- Passage
------------------------

Easy to forget with so much going on.
The “mushroom cloud” pictures from Beirut may have reminded some of us.
Beirut suffered less than 20% of the force at Hiroshima.
Probably 140,000 died, and for many it was not lucky to survive.
Hiroshima birthed the specter of nuclear war and the nuclear arms race.
Some of you will have seen the gleaming Enola Gay, the formidable B-29 that dropped the bomb, at the National Air and Space Museum at Dulles Airport.
A few of you will remember the controversy over the Enola Gay as the Smithsonian mounted an exhibit to commemorate the end of World War II in 1995, 50 years ago.
“The Enola Gay Controversy” occasioned one of Prof Gadfly’s most powerful teaching experiences.
The question was “How do we remember a war that we won?”
Several of you will know the iconic flag pole on the lawn at the center of the Lehigh University’s lower campus near Packer Chapel.

------------------------

- Complete the following
1. Answer these questions from the piece on remembering Hiroshima:
(a) What share of the force at Hiroshima did Beirut suffer?
(b) At which museum can the Enola Gay be seen?
(c) What question did "The Enola Gay Controversy" raise?
2. List every place or institution named in the piece on remembering Hiroshima.
3. Carry the piece on remembering Hiroshima forward from its final sentence.
The data that follows was drawn from a separate source and has no connection to the text above.

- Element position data

------------------------

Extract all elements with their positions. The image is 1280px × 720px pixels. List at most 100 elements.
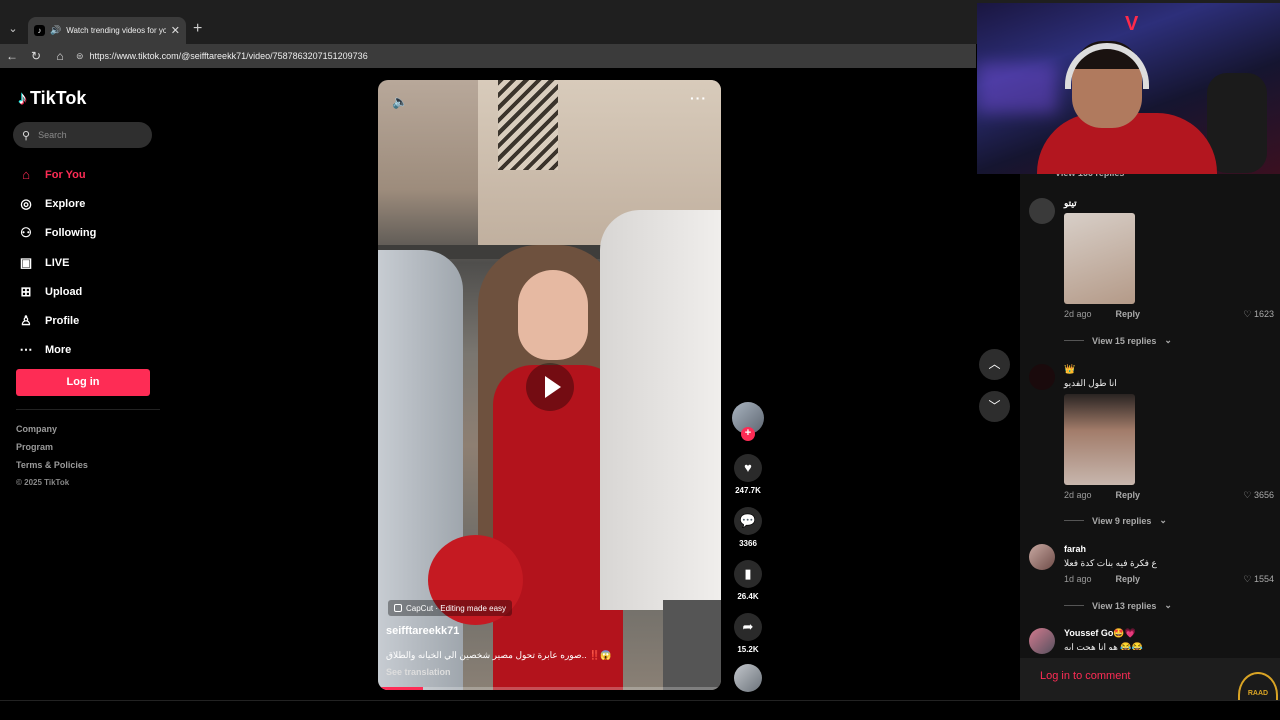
sidebar-item-profile[interactable]: ♙ Profile — [18, 306, 96, 335]
sidebar-item-label: Upload — [45, 285, 83, 298]
footer-program-link[interactable]: Program — [16, 442, 88, 460]
user-plus-icon: ⚇ — [20, 225, 32, 241]
logo-text: TikTok — [30, 88, 87, 108]
sidebar-item-more[interactable]: ⋯ More — [18, 336, 96, 365]
video-frame-left-person — [378, 250, 463, 690]
comment-image[interactable] — [1064, 394, 1135, 485]
view-replies-button[interactable]: View 15 replies ⌄ — [1064, 335, 1172, 346]
share-count: 15.2K — [737, 645, 759, 654]
person-icon: ♙ — [20, 313, 32, 329]
search-input[interactable]: ⚲ Search — [13, 122, 152, 148]
video-caption: صوره عابرة تحول مصير شخصين الي الخيانه و… — [386, 650, 612, 660]
comment-text: ع فكرة فيه بنات كدة فعلا — [1064, 558, 1157, 568]
new-tab-icon[interactable]: + — [193, 20, 202, 38]
comment-author[interactable]: 👑 — [1064, 364, 1075, 375]
site-info-icon[interactable]: ⊜ — [76, 51, 84, 62]
sidebar-item-label: Explore — [45, 197, 86, 210]
creator-avatar[interactable]: + — [732, 402, 764, 441]
sidebar-item-live[interactable]: ▣ LIVE — [18, 248, 96, 277]
live-icon: ▣ — [19, 254, 33, 270]
comment-author[interactable]: Youssef Go🤩💗 — [1064, 628, 1136, 639]
browser-tab[interactable]: ♪ 🔊 Watch trending videos for yo ✕ — [28, 17, 186, 44]
like-heart-icon[interactable]: ♥ — [734, 454, 762, 482]
save-count: 26.4K — [737, 592, 759, 601]
sidebar-item-label: Following — [45, 227, 97, 240]
footer-company-link[interactable]: Company — [16, 424, 88, 442]
comment-like-count: 1623 — [1253, 309, 1274, 319]
comment-avatar[interactable] — [1029, 364, 1055, 390]
video-progress-bar[interactable] — [378, 687, 721, 690]
comment-like[interactable]: ♡ 3656 — [1243, 490, 1274, 501]
close-tab-icon[interactable]: ✕ — [171, 24, 180, 37]
home-browser-icon[interactable]: ⌂ — [48, 49, 72, 63]
tiktok-logo[interactable]: ♪ TikTok — [18, 88, 86, 109]
back-icon[interactable]: ← — [0, 49, 24, 63]
music-disc-avatar[interactable] — [734, 664, 762, 692]
like-count: 247.7K — [735, 486, 761, 495]
follow-plus-icon[interactable]: + — [741, 427, 755, 441]
sidebar-item-upload[interactable]: ⊞ Upload — [18, 277, 96, 306]
chevron-up-icon[interactable]: ︿ — [979, 349, 1010, 380]
comment-like[interactable]: ♡ 1623 — [1243, 309, 1274, 320]
sidebar-menu: ⌂ For You ◎ Explore ⚇ Following ▣ LIVE ⊞… — [18, 160, 97, 365]
reply-button[interactable]: Reply — [1116, 490, 1141, 500]
video-more-icon[interactable]: ··· — [690, 90, 707, 106]
sidebar-item-label: LIVE — [45, 256, 70, 269]
share-arrow-icon[interactable]: ➦ — [734, 613, 762, 641]
see-translation-link[interactable]: See translation — [386, 667, 451, 677]
comment-author[interactable]: تيتو — [1064, 198, 1077, 209]
video-nav-arrows: ︿ ﹀ — [979, 349, 1010, 433]
comment-meta: 1d ago Reply — [1064, 574, 1140, 584]
speaker-icon[interactable]: 🔊 — [50, 25, 61, 36]
chevron-down-icon: ⌄ — [1164, 600, 1172, 610]
video-player[interactable]: 🔈 ··· CapCut · Editing made easy seiffta… — [378, 80, 721, 690]
chevron-down-icon: ⌄ — [1159, 515, 1167, 525]
chevron-down-icon: ⌄ — [1164, 335, 1172, 345]
video-author[interactable]: seifftareekk71 — [386, 625, 459, 637]
footer-copyright: © 2025 TikTok — [16, 478, 70, 487]
cam-chair — [1207, 73, 1267, 173]
view-replies-button[interactable]: View 13 replies ⌄ — [1064, 600, 1172, 611]
comment-like[interactable]: ♡ 1554 — [1243, 574, 1274, 585]
video-frame-right-person — [600, 210, 721, 610]
reload-icon[interactable]: ↻ — [24, 49, 48, 63]
comment-text: انا طول الفديو — [1064, 378, 1117, 388]
footer-terms-link[interactable]: Terms & Policies — [16, 460, 88, 478]
sidebar-item-explore[interactable]: ◎ Explore — [18, 189, 96, 218]
divider-line — [1064, 605, 1084, 606]
divider-line — [1064, 340, 1084, 341]
comment-avatar[interactable] — [1029, 198, 1055, 224]
comment-avatar[interactable] — [1029, 628, 1055, 654]
url-field[interactable]: ⊜ https://www.tiktok.com/@seifftareekk71… — [76, 51, 368, 62]
comment-avatar[interactable] — [1029, 544, 1055, 570]
view-replies-label: View 15 replies — [1092, 335, 1157, 346]
compass-icon: ◎ — [20, 195, 32, 211]
view-replies-button[interactable]: View 9 replies ⌄ — [1064, 515, 1167, 526]
video-progress-fill — [378, 687, 423, 690]
comment-text: هو انا هحت ابه 😂😂 — [1064, 642, 1143, 650]
sidebar-item-label: Profile — [45, 315, 80, 328]
sidebar-divider — [16, 409, 160, 410]
address-bar: ← ↻ ⌂ ⊜ https://www.tiktok.com/@seifftar… — [0, 44, 976, 68]
comment-time: 2d ago — [1064, 309, 1092, 319]
sidebar-item-for-you[interactable]: ⌂ For You — [18, 160, 96, 189]
chevron-down-icon[interactable]: ﹀ — [979, 391, 1010, 422]
sidebar-item-following[interactable]: ⚇ Following — [18, 219, 96, 248]
reply-button[interactable]: Reply — [1116, 309, 1141, 319]
comment-image[interactable] — [1064, 213, 1135, 304]
sidebar-item-label: For You — [45, 168, 86, 181]
reply-button[interactable]: Reply — [1116, 574, 1141, 584]
play-button[interactable] — [526, 363, 574, 411]
login-button[interactable]: Log in — [16, 369, 150, 396]
capcut-badge[interactable]: CapCut · Editing made easy — [388, 600, 513, 616]
view-replies-label: View 9 replies — [1092, 515, 1152, 526]
bottom-scrollbar[interactable] — [0, 700, 1280, 720]
sidebar-item-label: More — [45, 344, 72, 357]
volume-icon[interactable]: 🔈 — [392, 94, 408, 110]
plus-square-icon: ⊞ — [20, 283, 32, 299]
comment-bubble-icon[interactable]: 💬 — [734, 507, 762, 535]
tab-list-dropdown-icon[interactable]: ⌄ — [4, 20, 22, 38]
search-icon: ⚲ — [22, 129, 31, 142]
bookmark-icon[interactable]: ▮ — [734, 560, 762, 588]
comment-author[interactable]: farah — [1064, 544, 1086, 554]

------------------------

- Responses by task
1.
(a) Less than 20%.
(b) The National Air and Space Museum at Dulles Airport.
(c) "How do we remember a war that we won?"

2. Beirut, Hiroshima, the National Air and Space Museum, Dulles Airport, the Smithsonian, Lehigh University, Packer Chapel

3.
If you stand beneath the American flag there and extend your imagination east to Vassi’s at Rt. 78 in Hellertown, swing your imagination north to Wegman’s above Rt. 22, and continue to arc west and south, returning to Rt. 78, you will have an idea of the size of the densely packed urban space leveled by the Hiroshima bomb dropped from the Enola Gay, leveled except for one orphaned building.
Devastation then unimaginable.
The Smithsonian curator posed the dilemma well: “Do you want to do an exhibit intended to make veterans feel good, or do you want an exhibition that will lead our visitors to think about the consequences of the atomic bombing of Japan? Frankly, I don’t think we can do both.”
Gadfly has always loved good conversation.
That question can still start one.
It would be a good idea to remember Hiroshima today if only fleetingly.